_EXERCISE PROMPT_. Your task is to transcribe the records exactly, skipping every image.

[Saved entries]

○ ○ ○ ○

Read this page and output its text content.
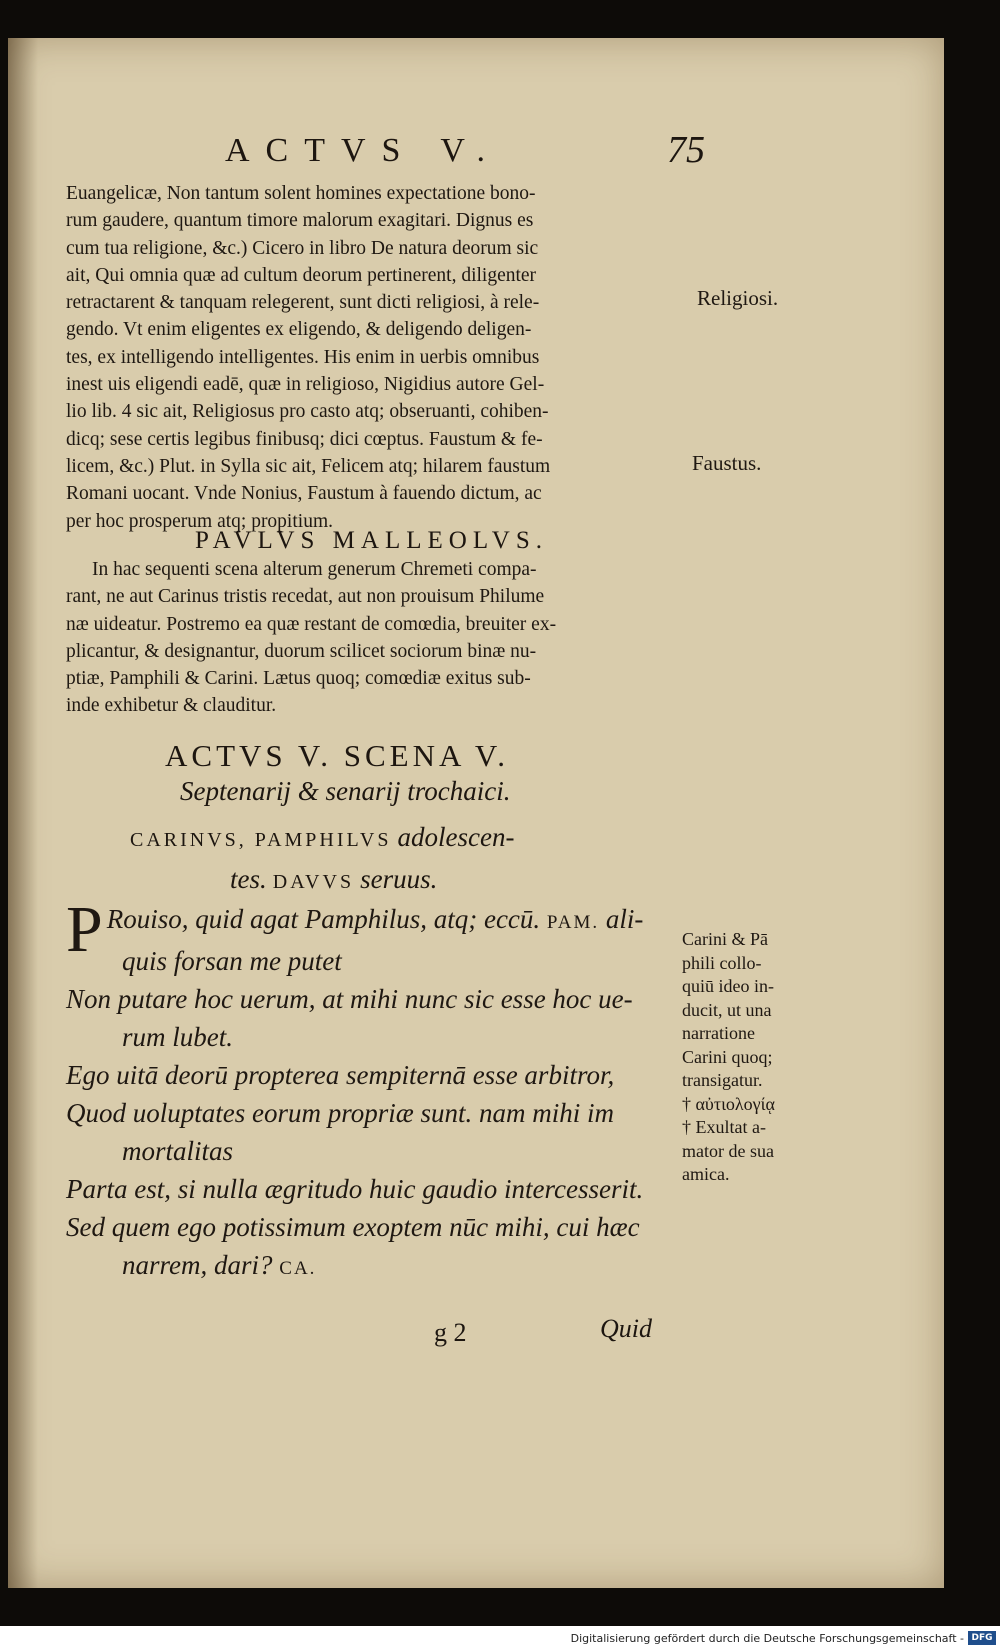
ACTVS V.	75

Euangelicæ, Non tantum solent homines expectatione bono-

rum gaudere, quantum timore malorum exagitari. Dignus es

cum tua religione, &c.) Cicero in libro De natura deorum sic

ait, Qui omnia quæ ad cultum deorum pertinerent, diligenter

retractarent & tanquam relegerent, sunt dicti religiosi, à rele-

gendo. Vt enim eligentes ex eligendo, & deligendo deligen-

tes, ex intelligendo intelligentes. His enim in uerbis omnibus

inest uis eligendi eadē, quæ in religioso, Nigidius autore Gel-

lio lib. 4 sic ait, Religiosus pro casto atq; obseruanti, cohiben-

dicq; sese certis legibus finibusq; dici cœptus. Faustum & fe-

licem, &c.) Plut. in Sylla sic ait, Felicem atq; hilarem faustum

Romani uocant. Vnde Nonius, Faustum à fauendo dictum, ac

per hoc prosperum atq; propitium.

PAVLVS MALLEOLVS.

In hac sequenti scena alterum generum Chremeti compa-

rant, ne aut Carinus tristis recedat, aut non prouisum Philume

næ uideatur. Postremo ea quæ restant de comœdia, breuiter ex-

plicantur, & designantur, duorum scilicet sociorum binæ nu-

ptiæ, Pamphili & Carini. Lætus quoq; comœdiæ exitus sub-

inde exhibetur & clauditur.

ACTVS V. SCENA V.
Septenarij & senarij trochaici.
CARINVS, PAMPHILVS adolescen-
tes. DAVVS seruus.
P Rouiso, quid agat Pamphilus, atq; eccū. PAM. ali-
quis forsan me putet
Non putare hoc uerum, at mihi nunc sic esse hoc ue-
rum lubet.
Ego uitā deorū propterea sempiternā esse arbitror,
Quod uoluptates eorum propriæ sunt. nam mihi im
mortalitas
Parta est, si nulla ægritudo huic gaudio intercesserit.
Sed quem ego potissimum exoptem nūc mihi, cui hæc
narrem, dari? CA.
Religiosi.
Faustus.

Carini & Pā

phili collo-

quiū ideo in-

ducit, ut una

narratione

Carini quoq;

transigatur.

† αὐτιολογίᾳ

† Exultat a-

mator de sua

amica.

g 2	Quid
Digitalisierung gefördert durch die Deutsche Forschungsgemeinschaft - DFG
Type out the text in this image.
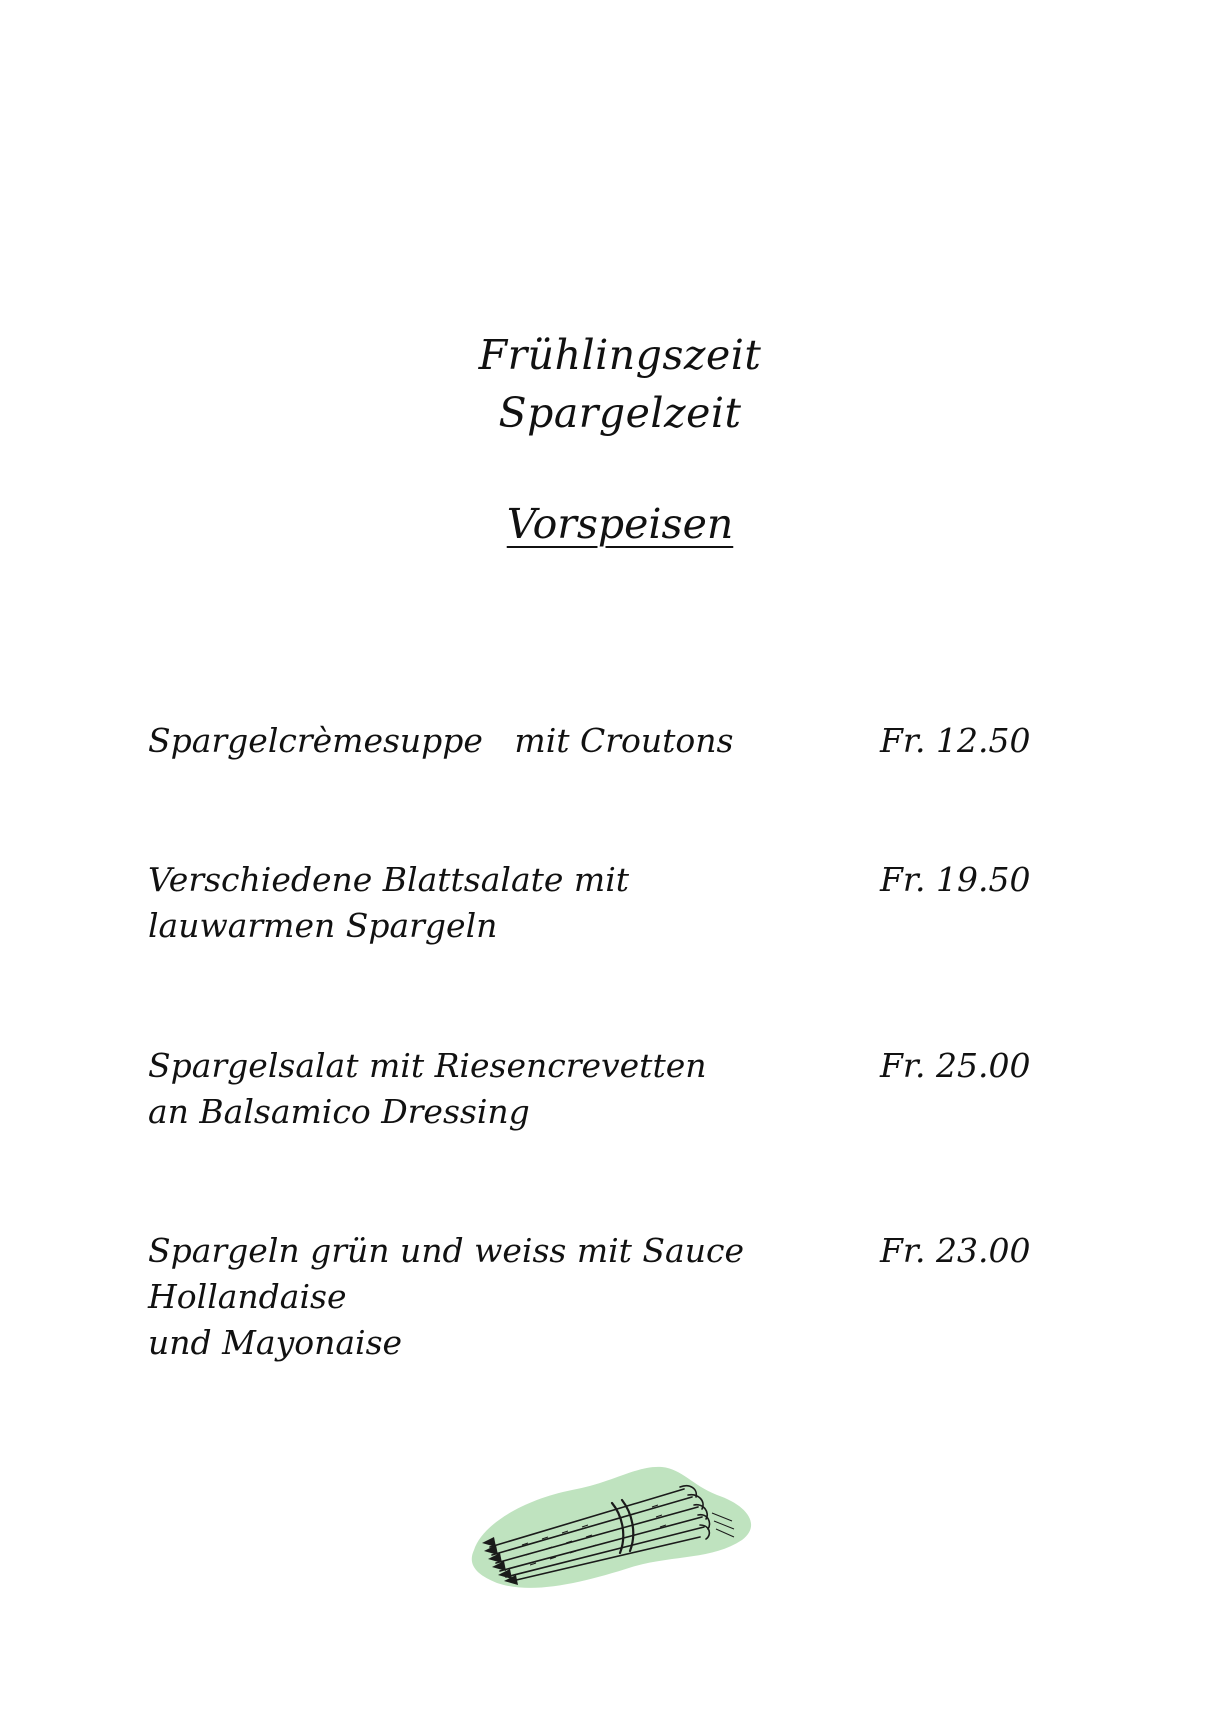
Frühlingszeit
Spargelzeit
Vorspeisen
Spargelcrèmesuppe   mit Croutons	Fr. 12.50
Verschiedene Blattsalate mit
lauwarmen Spargeln
Fr. 19.50
Spargelsalat mit Riesencrevetten
an Balsamico Dressing
Fr. 25.00
Spargeln grün und weiss mit Sauce Hollandaise
und Mayonaise
Fr. 23.00
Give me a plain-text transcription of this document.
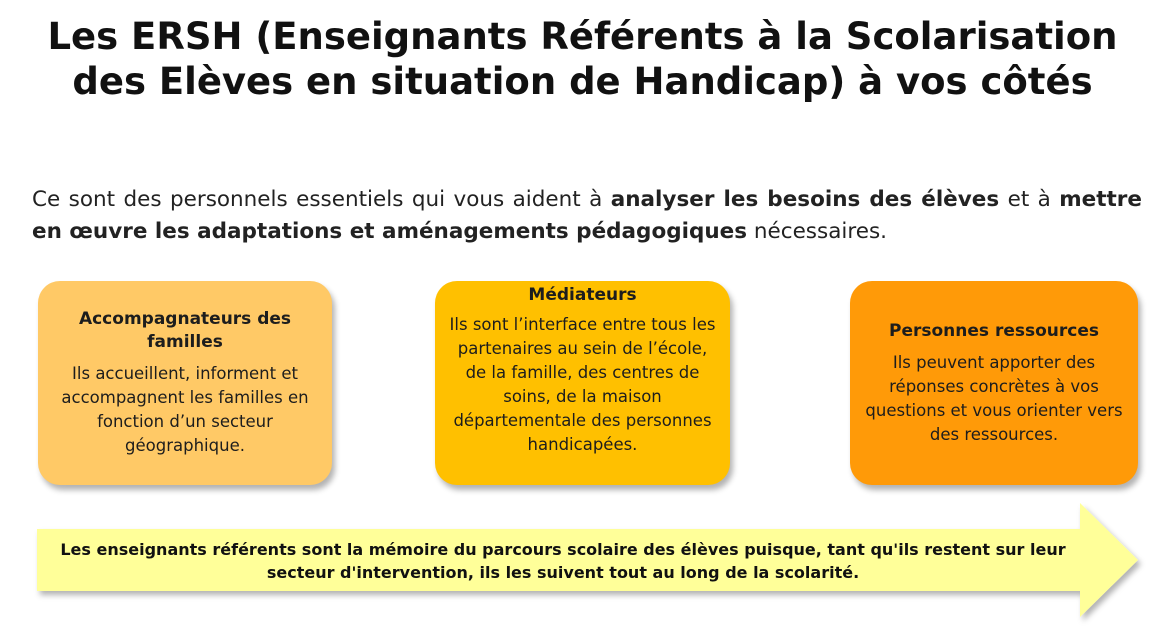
Les ERSH (Enseignants Référents à la Scolarisation
des Elèves en situation de Handicap) à vos côtés

Ce sont des personnels essentiels qui vous aident à analyser les besoins des élèves et à mettre en œuvre les adaptations et aménagements pédagogiques nécessaires.

Accompagnateurs des familles

Ils accueillent, informent et accompagnent les familles en fonction d’un secteur géographique.

Médiateurs

Ils sont l’interface entre tous les partenaires au sein de l’école, de la famille, des centres de soins, de la maison départementale des personnes handicapées.

Personnes ressources

Ils peuvent apporter des réponses concrètes à vos questions et vous orienter vers des ressources.

Les enseignants référents sont la mémoire du parcours scolaire des élèves puisque, tant qu'ils restent sur leur secteur d'intervention, ils les suivent tout au long de la scolarité.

○ ○ ○ ○

_WRITTEN REPLY_.
Read this page and output its text content.
ACTVS V.	75

Euangelicæ, Non tantum solent homines expectatione bono-

rum gaudere, quantum timore malorum exagitari. Dignus es

cum tua religione, &c.) Cicero in libro De natura deorum sic

ait, Qui omnia quæ ad cultum deorum pertinerent, diligenter

retractarent & tanquam relegerent, sunt dicti religiosi, à rele-

gendo. Vt enim eligentes ex eligendo, & deligendo deligen-

tes, ex intelligendo intelligentes. His enim in uerbis omnibus

inest uis eligendi eadē, quæ in religioso, Nigidius autore Gel-

lio lib. 4 sic ait, Religiosus pro casto atq; obseruanti, cohiben-

dicq; sese certis legibus finibusq; dici cœptus. Faustum & fe-

licem, &c.) Plut. in Sylla sic ait, Felicem atq; hilarem faustum

Romani uocant. Vnde Nonius, Faustum à fauendo dictum, ac

per hoc prosperum atq; propitium.

PAVLVS MALLEOLVS.

In hac sequenti scena alterum generum Chremeti compa-

rant, ne aut Carinus tristis recedat, aut non prouisum Philume

næ uideatur. Postremo ea quæ restant de comœdia, breuiter ex-

plicantur, & designantur, duorum scilicet sociorum binæ nu-

ptiæ, Pamphili & Carini. Lætus quoq; comœdiæ exitus sub-

inde exhibetur & clauditur.

ACTVS V. SCENA V.
Septenarij & senarij trochaici.
CARINVS, PAMPHILVS adolescen-
tes. DAVVS seruus.
P Rouiso, quid agat Pamphilus, atq; eccū. PAM. ali-
quis forsan me putet
Non putare hoc uerum, at mihi nunc sic esse hoc ue-
rum lubet.
Ego uitā deorū propterea sempiternā esse arbitror,
Quod uoluptates eorum propriæ sunt. nam mihi im
mortalitas
Parta est, si nulla ægritudo huic gaudio intercesserit.
Sed quem ego potissimum exoptem nūc mihi, cui hæc
narrem, dari? CA.
Religiosi.
Faustus.

Carini & Pā

phili collo-

quiū ideo in-

ducit, ut una

narratione

Carini quoq;

transigatur.

† αὐτιολογίᾳ

† Exultat a-

mator de sua

amica.

g 2	Quid
Digitalisierung gefördert durch die Deutsche Forschungsgemeinschaft - DFG
Type out the text in this image.
Frühlingszeit
Spargelzeit
Vorspeisen
Spargelcrèmesuppe   mit Croutons	Fr. 12.50
Verschiedene Blattsalate mit
lauwarmen Spargeln
Fr. 19.50
Spargelsalat mit Riesencrevetten
an Balsamico Dressing
Fr. 25.00
Spargeln grün und weiss mit Sauce Hollandaise
und Mayonaise
Fr. 23.00
Give me a plain-text transcription of this document.
Les ERSH (Enseignants Référents à la Scolarisation
des Elèves en situation de Handicap) à vos côtés

Ce sont des personnels essentiels qui vous aident à analyser les besoins des élèves et à mettre en œuvre les adaptations et aménagements pédagogiques nécessaires.

Accompagnateurs des familles

Ils accueillent, informent et accompagnent les familles en fonction d’un secteur géographique.

Médiateurs

Ils sont l’interface entre tous les partenaires au sein de l’école, de la famille, des centres de soins, de la maison départementale des personnes handicapées.

Personnes ressources

Ils peuvent apporter des réponses concrètes à vos questions et vous orienter vers des ressources.

Les enseignants référents sont la mémoire du parcours scolaire des élèves puisque, tant qu'ils restent sur leur secteur d'intervention, ils les suivent tout au long de la scolarité.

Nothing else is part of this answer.